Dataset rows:
▽

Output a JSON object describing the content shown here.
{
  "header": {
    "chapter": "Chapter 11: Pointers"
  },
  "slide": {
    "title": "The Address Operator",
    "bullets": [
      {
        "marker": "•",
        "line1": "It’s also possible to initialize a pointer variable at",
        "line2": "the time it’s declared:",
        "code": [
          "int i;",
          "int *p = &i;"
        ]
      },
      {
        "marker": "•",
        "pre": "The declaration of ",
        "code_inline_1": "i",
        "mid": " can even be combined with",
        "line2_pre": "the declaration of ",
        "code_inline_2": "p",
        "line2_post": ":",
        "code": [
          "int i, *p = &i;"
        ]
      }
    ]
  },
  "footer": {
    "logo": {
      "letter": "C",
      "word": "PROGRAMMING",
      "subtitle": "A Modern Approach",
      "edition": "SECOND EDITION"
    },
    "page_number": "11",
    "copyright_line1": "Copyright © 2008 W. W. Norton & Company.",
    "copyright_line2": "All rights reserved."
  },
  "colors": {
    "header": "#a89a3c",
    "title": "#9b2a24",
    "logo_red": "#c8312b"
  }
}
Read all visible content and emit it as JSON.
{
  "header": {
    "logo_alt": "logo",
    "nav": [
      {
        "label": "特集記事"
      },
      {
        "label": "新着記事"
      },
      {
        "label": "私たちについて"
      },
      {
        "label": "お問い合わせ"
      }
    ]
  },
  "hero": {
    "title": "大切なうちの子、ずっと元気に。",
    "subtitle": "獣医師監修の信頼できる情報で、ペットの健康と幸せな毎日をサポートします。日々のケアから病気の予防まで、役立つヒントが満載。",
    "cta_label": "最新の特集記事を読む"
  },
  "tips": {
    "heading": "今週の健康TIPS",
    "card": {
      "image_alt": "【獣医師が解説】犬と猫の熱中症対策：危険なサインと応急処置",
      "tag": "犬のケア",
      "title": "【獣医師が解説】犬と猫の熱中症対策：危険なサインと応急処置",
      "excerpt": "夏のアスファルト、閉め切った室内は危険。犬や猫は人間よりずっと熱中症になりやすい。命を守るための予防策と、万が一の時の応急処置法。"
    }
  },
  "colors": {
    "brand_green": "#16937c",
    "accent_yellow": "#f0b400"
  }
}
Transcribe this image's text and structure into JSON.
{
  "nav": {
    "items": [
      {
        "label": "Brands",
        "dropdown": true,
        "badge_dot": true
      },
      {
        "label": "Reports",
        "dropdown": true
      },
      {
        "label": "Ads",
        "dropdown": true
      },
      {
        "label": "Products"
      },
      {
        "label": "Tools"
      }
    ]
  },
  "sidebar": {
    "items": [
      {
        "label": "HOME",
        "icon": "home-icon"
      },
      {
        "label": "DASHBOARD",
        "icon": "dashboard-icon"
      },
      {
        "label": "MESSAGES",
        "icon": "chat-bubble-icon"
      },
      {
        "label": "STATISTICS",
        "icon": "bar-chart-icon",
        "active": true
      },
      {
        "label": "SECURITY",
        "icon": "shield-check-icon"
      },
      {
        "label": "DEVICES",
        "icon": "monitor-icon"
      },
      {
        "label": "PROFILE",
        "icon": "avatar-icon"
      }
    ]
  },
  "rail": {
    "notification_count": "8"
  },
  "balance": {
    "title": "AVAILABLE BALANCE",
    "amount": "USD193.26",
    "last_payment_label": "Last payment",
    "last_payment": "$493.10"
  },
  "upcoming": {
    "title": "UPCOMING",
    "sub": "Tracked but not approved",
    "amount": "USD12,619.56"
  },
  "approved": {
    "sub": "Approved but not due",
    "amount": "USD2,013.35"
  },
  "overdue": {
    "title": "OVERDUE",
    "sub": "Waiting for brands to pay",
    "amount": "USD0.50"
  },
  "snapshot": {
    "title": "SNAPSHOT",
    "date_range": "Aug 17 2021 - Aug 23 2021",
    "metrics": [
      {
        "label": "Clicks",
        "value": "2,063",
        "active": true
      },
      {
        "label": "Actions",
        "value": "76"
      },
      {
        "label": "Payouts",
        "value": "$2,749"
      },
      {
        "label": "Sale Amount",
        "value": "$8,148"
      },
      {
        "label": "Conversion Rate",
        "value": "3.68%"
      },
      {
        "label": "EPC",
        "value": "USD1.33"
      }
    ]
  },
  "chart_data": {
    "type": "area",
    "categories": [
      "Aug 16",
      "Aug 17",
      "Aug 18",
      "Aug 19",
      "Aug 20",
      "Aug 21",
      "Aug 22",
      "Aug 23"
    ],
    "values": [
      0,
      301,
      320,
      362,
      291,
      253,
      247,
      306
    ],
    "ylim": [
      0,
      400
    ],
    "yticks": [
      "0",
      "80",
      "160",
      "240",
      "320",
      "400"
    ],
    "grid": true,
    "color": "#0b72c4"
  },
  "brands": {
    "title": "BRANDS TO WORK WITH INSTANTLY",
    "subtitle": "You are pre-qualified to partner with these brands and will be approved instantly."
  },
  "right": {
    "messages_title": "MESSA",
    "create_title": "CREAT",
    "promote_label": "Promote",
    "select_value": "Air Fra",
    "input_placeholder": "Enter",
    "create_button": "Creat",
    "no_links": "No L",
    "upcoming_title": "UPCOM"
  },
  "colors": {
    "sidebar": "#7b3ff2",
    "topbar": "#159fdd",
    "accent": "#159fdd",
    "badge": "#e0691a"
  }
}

△

• _Exercise task_
Return each line of the records above exactly as it reads.

• _Answer to this task_
Output a JSON object describing the content shown here.
{
  "header": {
    "chapter": "Chapter 11: Pointers"
  },
  "slide": {
    "title": "The Address Operator",
    "bullets": [
      {
        "marker": "•",
        "line1": "It’s also possible to initialize a pointer variable at",
        "line2": "the time it’s declared:",
        "code": [
          "int i;",
          "int *p = &i;"
        ]
      },
      {
        "marker": "•",
        "pre": "The declaration of ",
        "code_inline_1": "i",
        "mid": " can even be combined with",
        "line2_pre": "the declaration of ",
        "code_inline_2": "p",
        "line2_post": ":",
        "code": [
          "int i, *p = &i;"
        ]
      }
    ]
  },
  "footer": {
    "logo": {
      "letter": "C",
      "word": "PROGRAMMING",
      "subtitle": "A Modern Approach",
      "edition": "SECOND EDITION"
    },
    "page_number": "11",
    "copyright_line1": "Copyright © 2008 W. W. Norton & Company.",
    "copyright_line2": "All rights reserved."
  },
  "colors": {
    "header": "#a89a3c",
    "title": "#9b2a24",
    "logo_red": "#c8312b"
  }
}
Read all visible content and emit it as JSON.
{
  "header": {
    "logo_alt": "logo",
    "nav": [
      {
        "label": "特集記事"
      },
      {
        "label": "新着記事"
      },
      {
        "label": "私たちについて"
      },
      {
        "label": "お問い合わせ"
      }
    ]
  },
  "hero": {
    "title": "大切なうちの子、ずっと元気に。",
    "subtitle": "獣医師監修の信頼できる情報で、ペットの健康と幸せな毎日をサポートします。日々のケアから病気の予防まで、役立つヒントが満載。",
    "cta_label": "最新の特集記事を読む"
  },
  "tips": {
    "heading": "今週の健康TIPS",
    "card": {
      "image_alt": "【獣医師が解説】犬と猫の熱中症対策：危険なサインと応急処置",
      "tag": "犬のケア",
      "title": "【獣医師が解説】犬と猫の熱中症対策：危険なサインと応急処置",
      "excerpt": "夏のアスファルト、閉め切った室内は危険。犬や猫は人間よりずっと熱中症になりやすい。命を守るための予防策と、万が一の時の応急処置法。"
    }
  },
  "colors": {
    "brand_green": "#16937c",
    "accent_yellow": "#f0b400"
  }
}
Transcribe this image's text and structure into JSON.
{
  "nav": {
    "items": [
      {
        "label": "Brands",
        "dropdown": true,
        "badge_dot": true
      },
      {
        "label": "Reports",
        "dropdown": true
      },
      {
        "label": "Ads",
        "dropdown": true
      },
      {
        "label": "Products"
      },
      {
        "label": "Tools"
      }
    ]
  },
  "sidebar": {
    "items": [
      {
        "label": "HOME",
        "icon": "home-icon"
      },
      {
        "label": "DASHBOARD",
        "icon": "dashboard-icon"
      },
      {
        "label": "MESSAGES",
        "icon": "chat-bubble-icon"
      },
      {
        "label": "STATISTICS",
        "icon": "bar-chart-icon",
        "active": true
      },
      {
        "label": "SECURITY",
        "icon": "shield-check-icon"
      },
      {
        "label": "DEVICES",
        "icon": "monitor-icon"
      },
      {
        "label": "PROFILE",
        "icon": "avatar-icon"
      }
    ]
  },
  "rail": {
    "notification_count": "8"
  },
  "balance": {
    "title": "AVAILABLE BALANCE",
    "amount": "USD193.26",
    "last_payment_label": "Last payment",
    "last_payment": "$493.10"
  },
  "upcoming": {
    "title": "UPCOMING",
    "sub": "Tracked but not approved",
    "amount": "USD12,619.56"
  },
  "approved": {
    "sub": "Approved but not due",
    "amount": "USD2,013.35"
  },
  "overdue": {
    "title": "OVERDUE",
    "sub": "Waiting for brands to pay",
    "amount": "USD0.50"
  },
  "snapshot": {
    "title": "SNAPSHOT",
    "date_range": "Aug 17 2021 - Aug 23 2021",
    "metrics": [
      {
        "label": "Clicks",
        "value": "2,063",
        "active": true
      },
      {
        "label": "Actions",
        "value": "76"
      },
      {
        "label": "Payouts",
        "value": "$2,749"
      },
      {
        "label": "Sale Amount",
        "value": "$8,148"
      },
      {
        "label": "Conversion Rate",
        "value": "3.68%"
      },
      {
        "label": "EPC",
        "value": "USD1.33"
      }
    ]
  },
  "chart_data": {
    "type": "area",
    "categories": [
      "Aug 16",
      "Aug 17",
      "Aug 18",
      "Aug 19",
      "Aug 20",
      "Aug 21",
      "Aug 22",
      "Aug 23"
    ],
    "values": [
      0,
      301,
      320,
      362,
      291,
      253,
      247,
      306
    ],
    "ylim": [
      0,
      400
    ],
    "yticks": [
      "0",
      "80",
      "160",
      "240",
      "320",
      "400"
    ],
    "grid": true,
    "color": "#0b72c4"
  },
  "brands": {
    "title": "BRANDS TO WORK WITH INSTANTLY",
    "subtitle": "You are pre-qualified to partner with these brands and will be approved instantly."
  },
  "right": {
    "messages_title": "MESSA",
    "create_title": "CREAT",
    "promote_label": "Promote",
    "select_value": "Air Fra",
    "input_placeholder": "Enter",
    "create_button": "Creat",
    "no_links": "No L",
    "upcoming_title": "UPCOM"
  },
  "colors": {
    "sidebar": "#7b3ff2",
    "topbar": "#159fdd",
    "accent": "#159fdd",
    "badge": "#e0691a"
  }
}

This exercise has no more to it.